→ **Excerpt to read**
2.2. The Triple Transitions as Determinants of Polycentricity

There are many potential determinants that can explain the degree of polycentricity in cities and urban regions: One leading candidate is spatial linkages. The significance of spatial linkages to polycentricity has been emphasized by studies on regional development, global cities, and production organization [24,42]. For example, studies in regional development emphasize that cities close to major economic centers tend to benefit from the trickle-down effect of these centers [43]. The spatial concentration of financial and human capital network around hubs and peripheral cities creates inequality between cities [44]. Investment in localized infrastructure (e.g., roads and railways) can significantly improve spatial linkages and mobility of factors [45], and thereby reduce distance and spatial barriers to polycentric development [46].
Another popular factor is the role of institutions. A large body of literature analyze the role of states and regional policies [47,48], particularly policies promoting industrialization, foreign investment, and trade, and conclude that state intervention has much more influence on polycentricity [49,50], than even transport networks. Rodrik et al [51] makes an extreme assertion, arguing that institutions “trumps” everything else. However, others see state as simply an instrument of manipulating labor in the interest of industry and creating economic and social conditions favorable to capital accumulation; thus state actions tend to create, maintain, and intensify regional inequality [52].
What is not clear from such arguments, however, is the role of a combination of factors in the success or failure of polycentric policies. Too often past studies build on a single factor, and hence found to be controversial, or at least incomplete. Geographers have demonstrated the limited power of a single determinant, and suggested that multi-perspective synthesis might be necessary for a better research [52]. Drawing on this literature, we argue that, both in theory and practice, polycentricity needs to be understood from multiple interconnected factors.
We attempt to build an integrated conceptual framework to draw insightful perspectives on polycentricity in China (Figure 1). This framework is different from the polycentricity under the traditional system, in that emphasis on a single factor. It is based on an argument that in the context of marketization, decentralization, and urbanization, the balance in spatial distribution of spatial linkages, state policies, and public services will contribute to a balance in spatial distribution of economic activities, which in turn will contribute to a greater degree of polycentricity. We demonstrate the conceptual framework to our case, but it can be tested for applicability to other regions in China and elsewhere in the world.

2.3. The Current Research

A large literature has emerged to investigate polycentricity in China using different indicators and different analytical methods [13,32]. Various factors have been considered to explain the formation and changes of polycentricity and the distribution of activities and people. Further, several empirical studies have been carried out to measure polycentricity in the YRDUA. However, most of the existing research focuses on intercity [46] or intracity scale, restricted to a few large cities, such as Shanghai [7] and Hangzhou [53]. Research at intraregional scale (or polycentric mega-city region) is largely limited to gauging functional polycentricity from a knowledge collaboration perspective [54,55]. A small body of literature evaluates spatial polycentricity [55,56,57]. Even the little existing literature uses only a single indicator: for example, GDP [29], land use [14], or transport/traffic [58,59]. There is a lack of systematic understanding on the changing spatial configurations of the region from a pluralistic perspective. Whatever the caveats in our understanding of polycentricity in the YRDUA, our knowledge on the mechanisms of change so far is even scantier. Further, it is important to understand the achievement and failure of the polycentric development in the YRDUA as the region has evolved from a focus on equal distribution of spatial growth and population to more regional diversity and competitiveness. We hope that this research will fill this gap by investigating the spatiotemporal aspects of polycentricity in the YRDUA and the driving forces for the observed patterns using multiple indicators and dimensions.

→ **Dataset records**
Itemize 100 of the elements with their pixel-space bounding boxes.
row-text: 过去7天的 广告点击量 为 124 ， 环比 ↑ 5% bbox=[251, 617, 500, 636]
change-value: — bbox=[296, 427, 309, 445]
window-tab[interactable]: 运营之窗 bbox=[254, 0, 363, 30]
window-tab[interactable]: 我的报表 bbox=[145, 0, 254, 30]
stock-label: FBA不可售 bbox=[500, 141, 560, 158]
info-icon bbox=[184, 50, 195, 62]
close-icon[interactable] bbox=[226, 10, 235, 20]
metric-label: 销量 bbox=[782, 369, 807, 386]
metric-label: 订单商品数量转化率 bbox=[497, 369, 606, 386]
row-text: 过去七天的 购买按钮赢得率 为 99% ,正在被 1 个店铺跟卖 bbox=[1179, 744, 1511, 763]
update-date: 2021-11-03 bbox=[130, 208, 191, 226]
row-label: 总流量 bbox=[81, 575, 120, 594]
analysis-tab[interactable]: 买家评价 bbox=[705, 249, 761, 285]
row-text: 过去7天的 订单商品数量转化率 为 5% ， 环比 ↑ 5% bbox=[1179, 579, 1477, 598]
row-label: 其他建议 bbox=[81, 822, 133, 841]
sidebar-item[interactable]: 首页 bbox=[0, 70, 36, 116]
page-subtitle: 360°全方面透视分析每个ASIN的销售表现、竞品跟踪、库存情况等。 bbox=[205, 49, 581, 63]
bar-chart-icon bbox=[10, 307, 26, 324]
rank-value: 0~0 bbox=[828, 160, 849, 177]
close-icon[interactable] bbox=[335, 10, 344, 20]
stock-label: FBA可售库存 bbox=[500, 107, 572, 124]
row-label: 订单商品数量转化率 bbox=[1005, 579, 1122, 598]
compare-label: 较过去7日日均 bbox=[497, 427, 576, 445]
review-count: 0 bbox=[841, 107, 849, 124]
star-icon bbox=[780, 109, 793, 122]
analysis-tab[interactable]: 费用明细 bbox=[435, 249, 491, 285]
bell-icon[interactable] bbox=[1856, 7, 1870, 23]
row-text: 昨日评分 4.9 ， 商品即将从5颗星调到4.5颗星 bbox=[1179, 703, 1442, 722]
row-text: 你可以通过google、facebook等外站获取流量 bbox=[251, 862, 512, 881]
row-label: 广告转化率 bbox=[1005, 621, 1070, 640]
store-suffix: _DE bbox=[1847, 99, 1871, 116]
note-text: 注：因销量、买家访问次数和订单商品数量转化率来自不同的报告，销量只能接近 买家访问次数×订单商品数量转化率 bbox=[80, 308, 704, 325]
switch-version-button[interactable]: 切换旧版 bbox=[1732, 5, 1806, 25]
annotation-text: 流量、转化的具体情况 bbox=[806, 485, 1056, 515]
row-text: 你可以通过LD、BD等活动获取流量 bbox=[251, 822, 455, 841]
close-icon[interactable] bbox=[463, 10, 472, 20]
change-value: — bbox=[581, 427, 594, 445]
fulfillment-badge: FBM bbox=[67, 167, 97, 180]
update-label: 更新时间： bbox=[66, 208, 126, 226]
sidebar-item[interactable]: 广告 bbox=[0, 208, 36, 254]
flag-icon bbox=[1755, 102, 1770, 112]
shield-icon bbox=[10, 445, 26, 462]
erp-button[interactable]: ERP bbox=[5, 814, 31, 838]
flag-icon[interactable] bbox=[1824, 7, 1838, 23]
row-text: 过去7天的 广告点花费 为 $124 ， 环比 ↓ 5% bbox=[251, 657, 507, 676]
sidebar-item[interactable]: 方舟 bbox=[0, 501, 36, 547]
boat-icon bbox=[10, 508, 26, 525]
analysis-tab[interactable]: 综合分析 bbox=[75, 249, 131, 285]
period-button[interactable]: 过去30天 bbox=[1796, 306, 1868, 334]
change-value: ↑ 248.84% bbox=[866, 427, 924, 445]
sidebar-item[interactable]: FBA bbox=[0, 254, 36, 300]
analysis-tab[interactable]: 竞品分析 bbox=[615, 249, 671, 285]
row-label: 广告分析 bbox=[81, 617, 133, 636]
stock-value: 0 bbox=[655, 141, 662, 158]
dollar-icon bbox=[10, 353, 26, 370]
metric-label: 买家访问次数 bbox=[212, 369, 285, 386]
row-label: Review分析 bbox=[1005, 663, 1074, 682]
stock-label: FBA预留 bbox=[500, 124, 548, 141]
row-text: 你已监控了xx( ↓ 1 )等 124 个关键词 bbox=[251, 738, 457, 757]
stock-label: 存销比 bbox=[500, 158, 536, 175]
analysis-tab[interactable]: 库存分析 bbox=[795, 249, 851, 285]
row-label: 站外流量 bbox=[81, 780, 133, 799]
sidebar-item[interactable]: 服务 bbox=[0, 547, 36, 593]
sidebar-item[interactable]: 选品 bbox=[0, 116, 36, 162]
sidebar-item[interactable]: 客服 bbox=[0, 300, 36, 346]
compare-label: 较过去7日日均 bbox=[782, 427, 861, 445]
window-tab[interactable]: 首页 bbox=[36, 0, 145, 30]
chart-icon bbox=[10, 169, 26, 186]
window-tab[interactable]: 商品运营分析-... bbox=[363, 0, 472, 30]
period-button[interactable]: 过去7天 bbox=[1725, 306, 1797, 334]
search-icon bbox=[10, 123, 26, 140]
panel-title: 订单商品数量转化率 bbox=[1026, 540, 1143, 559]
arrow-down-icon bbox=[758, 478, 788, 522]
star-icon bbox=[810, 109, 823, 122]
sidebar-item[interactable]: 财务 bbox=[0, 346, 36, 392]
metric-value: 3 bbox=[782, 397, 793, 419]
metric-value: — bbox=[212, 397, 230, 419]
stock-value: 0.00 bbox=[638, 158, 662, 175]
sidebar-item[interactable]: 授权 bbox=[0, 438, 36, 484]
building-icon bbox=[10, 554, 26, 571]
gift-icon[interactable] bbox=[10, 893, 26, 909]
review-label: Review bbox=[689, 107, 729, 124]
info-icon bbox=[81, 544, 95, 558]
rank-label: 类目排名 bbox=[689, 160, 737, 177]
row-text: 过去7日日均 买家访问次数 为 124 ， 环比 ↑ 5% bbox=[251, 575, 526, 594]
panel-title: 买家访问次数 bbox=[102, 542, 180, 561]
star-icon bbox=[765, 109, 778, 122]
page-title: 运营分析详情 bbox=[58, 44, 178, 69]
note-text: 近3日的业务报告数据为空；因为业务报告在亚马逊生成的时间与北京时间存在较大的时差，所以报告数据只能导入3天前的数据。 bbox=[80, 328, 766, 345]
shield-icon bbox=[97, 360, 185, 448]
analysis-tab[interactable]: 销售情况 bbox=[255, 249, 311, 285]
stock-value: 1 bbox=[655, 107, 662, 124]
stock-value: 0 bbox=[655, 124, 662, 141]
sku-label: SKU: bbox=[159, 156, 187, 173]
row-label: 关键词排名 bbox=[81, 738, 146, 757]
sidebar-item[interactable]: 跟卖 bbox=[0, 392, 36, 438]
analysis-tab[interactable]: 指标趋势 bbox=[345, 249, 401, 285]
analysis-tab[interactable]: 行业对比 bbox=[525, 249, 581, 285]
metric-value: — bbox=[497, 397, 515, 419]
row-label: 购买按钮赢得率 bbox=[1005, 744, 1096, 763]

→ **Exercises to complete**
a - Would you copy everything from "We attempt to" down to "in the world." in the polycentricity excerpt, word for word?
b - How would you carry on the polycentricity excerpt past its final sentence?
The data stands apart from the polycentricity excerpt and is separate material.

→ **Responses in order**
a -
We attempt to build an integrated conceptual framework to draw insightful perspectives on polycentricity in China (Figure 1). This framework is different from the polycentricity under the traditional system, in that emphasis on a single factor. It is based on an argument that in the context of marketization, decentralization, and urbanization, the balance in spatial distribution of spatial linkages, state policies, and public services will contribute to a balance in spatial distribution of economic activities, which in turn will contribute to a greater degree of polycentricity. We demonstrate the conceptual framework to our case, but it can be tested for applicability to other regions in China and elsewhere in the world.

b -
3. Data and Methods

3.1. Data Collection

We gathered data on GDP, urban–rural income, number of physicians and students with higher education, scientific research and development investment from the China City Statistical Yearbook (CCSY) (1991–2015), statistical communique on national economic and social development (1991, 2001, 2006, 2011, and 2015), and provincial statistical yearbooks. The population data was obtained from Census (1990, 2000, and 2010) and statistical yearbooks. The spatial accessibility data (mileages and commuting time) was calculated based on route between cities (by using http://map.baidu.com/ and https://kyfw.12306.cn/). Policies and documents on market, finance, technology, land, and other fields were obtained from official websites of respective city and county governments (see Table 2).
A number of suburban counties in the YRDUA were merged between 2000 and 2005. To ensure the comparability of spatial data in different years, the urban administrative system was adjusted to the county, prefectural, and provincial administrative boundaries in 2010. As the inclusion of migrants in any analysis pertaining to regional development in China is crucial [60], the de facto population was considered to describe the actual population distribution.
Based on the data from the ‘Regional Planning of YRDUA’, this paper covers 1 core city, 5 regional central cities, and 10 regional common cities at prefectural level, and 36 county-level cities stretching across Shanghai, the southern and central parts of Jiangsu province, and the northern part of Zhejiang province, as shown in Table 1.

3.2. Methodologies

Based on the collected data, we built a spatial database on the socioeconomic development in the YRDUA (Figure 2). We employed three techniques to improve our understanding on the polycentricity in the rapidly urbanizing mega-region: First, we measured the polycentricity in terms of population and economy using the degree of concentration or dispersion. We list and map the total population and GDP by city in 2000 and 2013. The population and GDP shares, and their changes from 2000 to 2013, were used as the proxies of the evolving trends of polycentric patterns in population distribution and economic development. We analyzed the extent of polycentricity in social welfare through the urban and rural residents’ income in 2000 and 2013, and their growth rate during 2000 to 2013. The Gini coefficient was used to measure the social welfare indicator.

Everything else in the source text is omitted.